What you will do. Omit the pictures, then reproduce every remaining record exactly.

Given information.

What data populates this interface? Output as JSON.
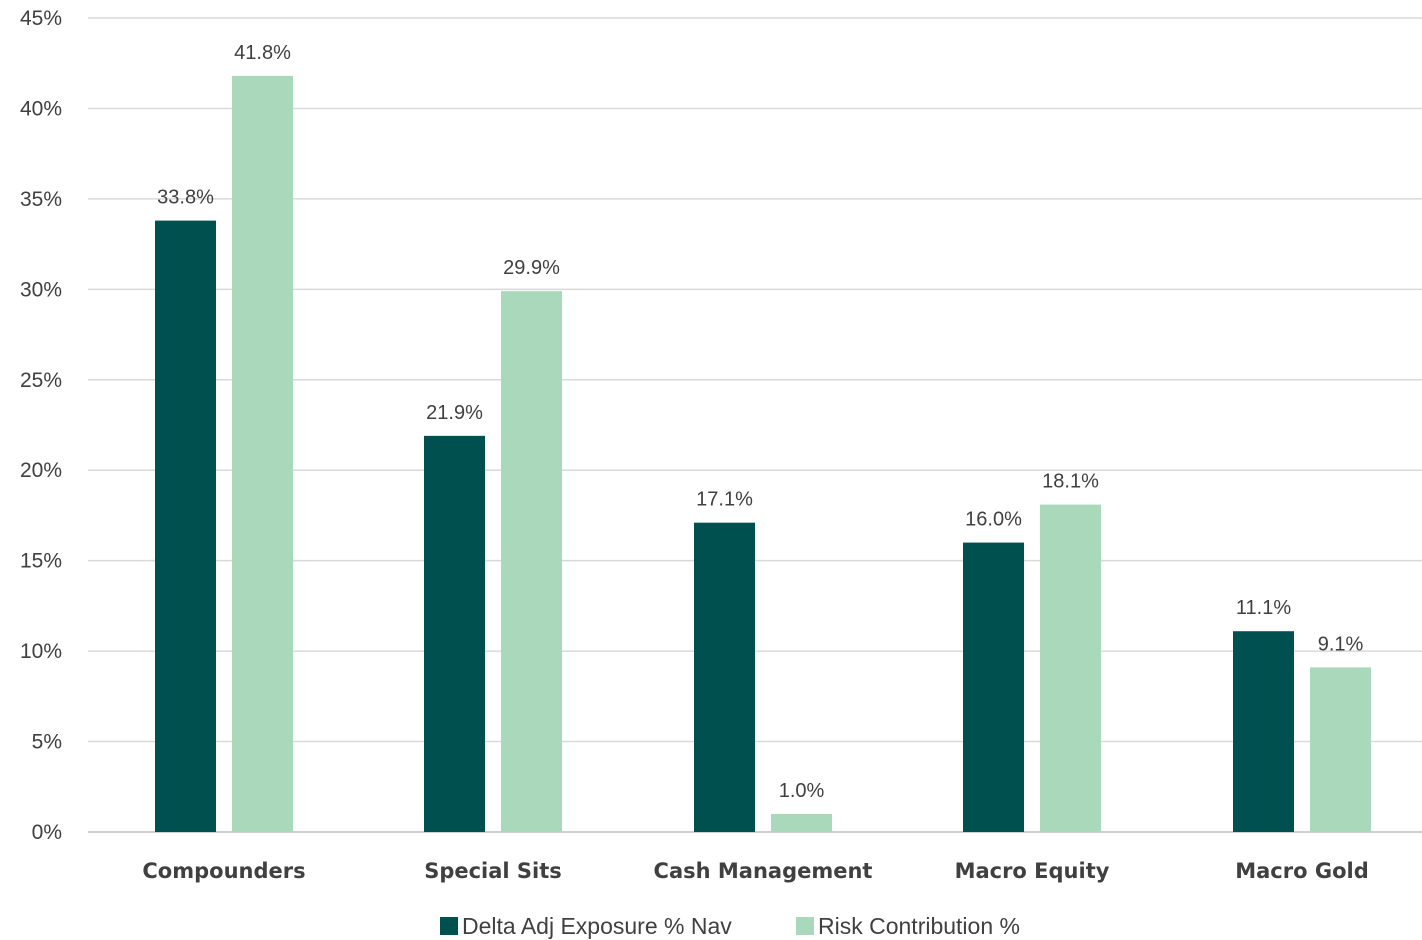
{
  "chart_data": {
    "type": "bar",
    "title": "",
    "xlabel": "",
    "ylabel": "",
    "categories": [
      "Compounders",
      "Special Sits",
      "Cash Management",
      "Macro Equity",
      "Macro Gold"
    ],
    "series": [
      {
        "name": "Delta Adj Exposure % Nav",
        "color": "#00504f",
        "values": [
          33.8,
          21.9,
          17.1,
          16.0,
          11.1
        ],
        "labels": [
          "33.8%",
          "21.9%",
          "17.1%",
          "16.0%",
          "11.1%"
        ]
      },
      {
        "name": "Risk Contribution %",
        "color": "#aad8bb",
        "values": [
          41.8,
          29.9,
          1.0,
          18.1,
          9.1
        ],
        "labels": [
          "41.8%",
          "29.9%",
          "1.0%",
          "18.1%",
          "9.1%"
        ]
      }
    ],
    "ylim": [
      0,
      45
    ],
    "yticks": [
      0,
      5,
      10,
      15,
      20,
      25,
      30,
      35,
      40,
      45
    ],
    "ytick_labels": [
      "0%",
      "5%",
      "10%",
      "15%",
      "20%",
      "25%",
      "30%",
      "35%",
      "40%",
      "45%"
    ],
    "grid": true,
    "legend_position": "bottom"
  }
}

Exercise result.
What data populates this interface? Output as JSON.
{
  "chart_data": {
    "type": "bar",
    "title": "",
    "xlabel": "",
    "ylabel": "",
    "categories": [
      "Compounders",
      "Special Sits",
      "Cash Management",
      "Macro Equity",
      "Macro Gold"
    ],
    "series": [
      {
        "name": "Delta Adj Exposure % Nav",
        "color": "#00504f",
        "values": [
          33.8,
          21.9,
          17.1,
          16.0,
          11.1
        ],
        "labels": [
          "33.8%",
          "21.9%",
          "17.1%",
          "16.0%",
          "11.1%"
        ]
      },
      {
        "name": "Risk Contribution %",
        "color": "#aad8bb",
        "values": [
          41.8,
          29.9,
          1.0,
          18.1,
          9.1
        ],
        "labels": [
          "41.8%",
          "29.9%",
          "1.0%",
          "18.1%",
          "9.1%"
        ]
      }
    ],
    "ylim": [
      0,
      45
    ],
    "yticks": [
      0,
      5,
      10,
      15,
      20,
      25,
      30,
      35,
      40,
      45
    ],
    "ytick_labels": [
      "0%",
      "5%",
      "10%",
      "15%",
      "20%",
      "25%",
      "30%",
      "35%",
      "40%",
      "45%"
    ],
    "grid": true,
    "legend_position": "bottom"
  }
}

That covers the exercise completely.